Aim -
Return each line that holds the word "fresh".

━━ The data

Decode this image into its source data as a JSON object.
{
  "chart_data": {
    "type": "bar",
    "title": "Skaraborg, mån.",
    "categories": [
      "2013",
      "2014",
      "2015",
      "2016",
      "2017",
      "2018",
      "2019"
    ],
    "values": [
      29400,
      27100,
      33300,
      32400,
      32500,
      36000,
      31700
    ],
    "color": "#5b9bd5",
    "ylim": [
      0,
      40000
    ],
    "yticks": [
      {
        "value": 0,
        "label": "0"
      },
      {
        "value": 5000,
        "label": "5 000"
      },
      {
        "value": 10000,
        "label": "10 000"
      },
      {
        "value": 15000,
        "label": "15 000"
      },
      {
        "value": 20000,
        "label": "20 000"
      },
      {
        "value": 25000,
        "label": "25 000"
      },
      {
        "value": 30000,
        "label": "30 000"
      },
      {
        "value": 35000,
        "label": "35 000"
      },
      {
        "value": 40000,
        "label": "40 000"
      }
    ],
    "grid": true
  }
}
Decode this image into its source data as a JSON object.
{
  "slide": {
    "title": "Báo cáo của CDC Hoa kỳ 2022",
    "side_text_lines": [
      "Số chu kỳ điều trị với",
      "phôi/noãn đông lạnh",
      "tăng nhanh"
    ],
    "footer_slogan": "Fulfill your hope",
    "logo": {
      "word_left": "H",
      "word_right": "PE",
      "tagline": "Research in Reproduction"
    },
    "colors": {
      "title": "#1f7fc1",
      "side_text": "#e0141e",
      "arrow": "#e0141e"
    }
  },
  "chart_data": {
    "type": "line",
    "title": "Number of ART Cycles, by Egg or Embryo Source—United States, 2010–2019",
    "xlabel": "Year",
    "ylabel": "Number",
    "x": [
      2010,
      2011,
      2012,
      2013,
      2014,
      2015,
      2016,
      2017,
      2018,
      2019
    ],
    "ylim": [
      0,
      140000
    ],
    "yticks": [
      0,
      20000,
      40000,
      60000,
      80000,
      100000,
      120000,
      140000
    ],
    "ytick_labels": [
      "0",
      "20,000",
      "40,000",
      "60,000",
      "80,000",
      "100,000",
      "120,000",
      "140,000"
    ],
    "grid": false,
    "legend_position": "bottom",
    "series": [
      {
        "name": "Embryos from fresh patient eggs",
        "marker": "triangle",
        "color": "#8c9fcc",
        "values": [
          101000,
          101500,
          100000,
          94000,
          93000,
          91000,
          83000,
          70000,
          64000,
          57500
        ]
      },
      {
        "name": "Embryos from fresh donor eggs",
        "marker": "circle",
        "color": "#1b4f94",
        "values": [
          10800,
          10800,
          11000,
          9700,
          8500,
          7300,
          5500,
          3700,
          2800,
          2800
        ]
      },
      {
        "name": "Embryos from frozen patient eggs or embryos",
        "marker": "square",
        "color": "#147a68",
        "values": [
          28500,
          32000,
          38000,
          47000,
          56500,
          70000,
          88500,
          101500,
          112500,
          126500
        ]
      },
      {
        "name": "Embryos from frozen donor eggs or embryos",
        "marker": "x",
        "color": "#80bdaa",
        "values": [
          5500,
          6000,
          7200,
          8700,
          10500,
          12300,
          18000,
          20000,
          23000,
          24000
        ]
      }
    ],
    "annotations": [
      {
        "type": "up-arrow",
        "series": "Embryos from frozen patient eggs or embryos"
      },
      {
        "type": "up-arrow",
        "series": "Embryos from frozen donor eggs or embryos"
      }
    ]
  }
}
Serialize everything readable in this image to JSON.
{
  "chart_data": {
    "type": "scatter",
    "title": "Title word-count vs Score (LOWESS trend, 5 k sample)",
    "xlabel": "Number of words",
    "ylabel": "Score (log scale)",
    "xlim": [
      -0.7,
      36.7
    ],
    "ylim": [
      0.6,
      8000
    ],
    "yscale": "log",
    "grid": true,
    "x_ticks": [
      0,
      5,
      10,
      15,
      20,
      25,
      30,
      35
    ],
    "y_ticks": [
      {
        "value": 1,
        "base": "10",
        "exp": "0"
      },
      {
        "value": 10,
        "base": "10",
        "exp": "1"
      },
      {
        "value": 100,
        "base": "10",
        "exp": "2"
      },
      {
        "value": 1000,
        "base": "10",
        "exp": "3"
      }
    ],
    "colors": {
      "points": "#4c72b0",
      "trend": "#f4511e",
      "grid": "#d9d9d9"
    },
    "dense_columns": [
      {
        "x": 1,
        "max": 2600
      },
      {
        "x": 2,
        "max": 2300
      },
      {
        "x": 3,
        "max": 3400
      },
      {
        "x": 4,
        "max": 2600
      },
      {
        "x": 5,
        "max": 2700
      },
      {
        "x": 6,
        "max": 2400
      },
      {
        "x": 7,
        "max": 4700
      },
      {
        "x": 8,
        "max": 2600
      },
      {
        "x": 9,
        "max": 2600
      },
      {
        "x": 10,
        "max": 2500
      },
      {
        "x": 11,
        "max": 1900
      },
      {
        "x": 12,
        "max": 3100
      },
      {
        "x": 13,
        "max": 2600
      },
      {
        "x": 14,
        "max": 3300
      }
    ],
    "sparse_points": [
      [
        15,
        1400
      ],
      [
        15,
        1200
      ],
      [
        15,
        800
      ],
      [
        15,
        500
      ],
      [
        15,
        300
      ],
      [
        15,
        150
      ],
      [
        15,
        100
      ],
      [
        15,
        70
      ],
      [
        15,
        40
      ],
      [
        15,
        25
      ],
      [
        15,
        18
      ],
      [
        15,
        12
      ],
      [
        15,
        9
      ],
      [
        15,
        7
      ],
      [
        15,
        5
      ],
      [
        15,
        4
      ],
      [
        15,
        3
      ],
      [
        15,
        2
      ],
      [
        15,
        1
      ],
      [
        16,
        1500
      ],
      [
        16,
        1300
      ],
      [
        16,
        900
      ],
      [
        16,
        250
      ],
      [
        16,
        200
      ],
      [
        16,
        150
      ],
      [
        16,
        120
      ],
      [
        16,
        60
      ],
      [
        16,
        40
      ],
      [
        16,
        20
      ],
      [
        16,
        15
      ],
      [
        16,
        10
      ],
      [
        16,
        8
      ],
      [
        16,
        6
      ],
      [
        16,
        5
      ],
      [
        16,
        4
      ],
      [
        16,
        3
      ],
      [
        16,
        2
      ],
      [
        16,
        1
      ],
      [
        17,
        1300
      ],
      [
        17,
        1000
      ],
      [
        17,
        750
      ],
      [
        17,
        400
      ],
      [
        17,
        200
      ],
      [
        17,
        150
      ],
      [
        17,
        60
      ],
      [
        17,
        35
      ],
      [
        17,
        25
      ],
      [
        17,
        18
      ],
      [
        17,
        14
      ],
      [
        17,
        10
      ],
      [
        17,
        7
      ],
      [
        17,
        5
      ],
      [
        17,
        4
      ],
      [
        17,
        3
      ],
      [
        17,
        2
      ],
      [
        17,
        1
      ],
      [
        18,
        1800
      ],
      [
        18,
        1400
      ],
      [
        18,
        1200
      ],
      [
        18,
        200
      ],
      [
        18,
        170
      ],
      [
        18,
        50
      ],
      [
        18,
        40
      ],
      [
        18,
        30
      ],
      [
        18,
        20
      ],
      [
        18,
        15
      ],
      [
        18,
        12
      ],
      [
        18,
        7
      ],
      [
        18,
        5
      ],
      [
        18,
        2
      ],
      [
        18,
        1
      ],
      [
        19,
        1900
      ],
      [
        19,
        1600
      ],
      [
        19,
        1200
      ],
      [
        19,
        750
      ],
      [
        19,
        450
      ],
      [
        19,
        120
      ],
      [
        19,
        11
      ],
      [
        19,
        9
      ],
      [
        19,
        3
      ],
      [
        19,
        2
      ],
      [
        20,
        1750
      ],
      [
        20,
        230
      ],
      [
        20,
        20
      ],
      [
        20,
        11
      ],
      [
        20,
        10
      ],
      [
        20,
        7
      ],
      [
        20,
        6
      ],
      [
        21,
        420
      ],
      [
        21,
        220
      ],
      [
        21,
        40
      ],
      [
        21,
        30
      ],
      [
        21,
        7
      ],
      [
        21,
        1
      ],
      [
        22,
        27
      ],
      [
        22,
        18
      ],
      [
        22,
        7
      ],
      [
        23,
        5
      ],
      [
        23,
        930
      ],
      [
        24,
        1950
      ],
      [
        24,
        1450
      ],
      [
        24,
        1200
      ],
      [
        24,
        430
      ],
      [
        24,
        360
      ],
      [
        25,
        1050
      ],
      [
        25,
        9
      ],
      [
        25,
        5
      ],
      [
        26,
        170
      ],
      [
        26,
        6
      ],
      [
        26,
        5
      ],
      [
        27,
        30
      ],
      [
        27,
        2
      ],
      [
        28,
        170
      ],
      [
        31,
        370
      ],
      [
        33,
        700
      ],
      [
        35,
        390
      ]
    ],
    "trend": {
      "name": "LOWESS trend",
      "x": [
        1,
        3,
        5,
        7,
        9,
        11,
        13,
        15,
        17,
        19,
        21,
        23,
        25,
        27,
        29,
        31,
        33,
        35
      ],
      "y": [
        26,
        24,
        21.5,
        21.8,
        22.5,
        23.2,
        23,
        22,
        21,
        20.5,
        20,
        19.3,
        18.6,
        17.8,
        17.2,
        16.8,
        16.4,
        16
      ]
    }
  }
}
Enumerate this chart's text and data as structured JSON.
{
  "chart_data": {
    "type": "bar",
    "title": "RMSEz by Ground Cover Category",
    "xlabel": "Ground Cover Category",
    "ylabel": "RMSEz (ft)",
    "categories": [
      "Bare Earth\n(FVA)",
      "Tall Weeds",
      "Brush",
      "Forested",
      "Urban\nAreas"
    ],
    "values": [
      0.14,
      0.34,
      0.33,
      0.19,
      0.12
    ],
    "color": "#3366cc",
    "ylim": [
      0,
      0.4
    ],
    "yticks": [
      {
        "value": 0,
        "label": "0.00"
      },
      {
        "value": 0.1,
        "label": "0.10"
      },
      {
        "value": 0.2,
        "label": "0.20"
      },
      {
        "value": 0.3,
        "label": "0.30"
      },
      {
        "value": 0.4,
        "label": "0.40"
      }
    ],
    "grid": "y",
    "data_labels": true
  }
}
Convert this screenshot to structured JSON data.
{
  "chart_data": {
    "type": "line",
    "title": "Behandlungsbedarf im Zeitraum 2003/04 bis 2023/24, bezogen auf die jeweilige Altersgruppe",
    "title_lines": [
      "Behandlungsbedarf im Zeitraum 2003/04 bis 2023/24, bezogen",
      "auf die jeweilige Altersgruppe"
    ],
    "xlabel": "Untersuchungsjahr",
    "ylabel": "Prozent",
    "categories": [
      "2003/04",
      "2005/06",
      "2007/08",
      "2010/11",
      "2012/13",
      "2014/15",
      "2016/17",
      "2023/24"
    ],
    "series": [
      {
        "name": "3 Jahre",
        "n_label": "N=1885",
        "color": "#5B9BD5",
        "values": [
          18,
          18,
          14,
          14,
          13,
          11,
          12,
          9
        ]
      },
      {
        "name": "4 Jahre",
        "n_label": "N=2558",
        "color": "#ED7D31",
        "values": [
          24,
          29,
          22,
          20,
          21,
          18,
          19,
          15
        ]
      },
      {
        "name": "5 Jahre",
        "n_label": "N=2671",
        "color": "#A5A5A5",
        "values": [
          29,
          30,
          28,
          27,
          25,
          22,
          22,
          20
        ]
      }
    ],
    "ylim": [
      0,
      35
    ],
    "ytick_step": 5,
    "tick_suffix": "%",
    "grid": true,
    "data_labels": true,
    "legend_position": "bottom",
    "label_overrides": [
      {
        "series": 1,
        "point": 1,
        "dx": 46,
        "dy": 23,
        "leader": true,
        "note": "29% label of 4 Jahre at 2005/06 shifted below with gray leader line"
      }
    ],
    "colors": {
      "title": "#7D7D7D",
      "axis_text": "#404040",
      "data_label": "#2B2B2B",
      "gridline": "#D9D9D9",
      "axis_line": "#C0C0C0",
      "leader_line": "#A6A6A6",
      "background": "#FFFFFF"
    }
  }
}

━━━━

Reply to the task -
        "name": "Embryos from fresh patient eggs",
        "name": "Embryos from fresh donor eggs",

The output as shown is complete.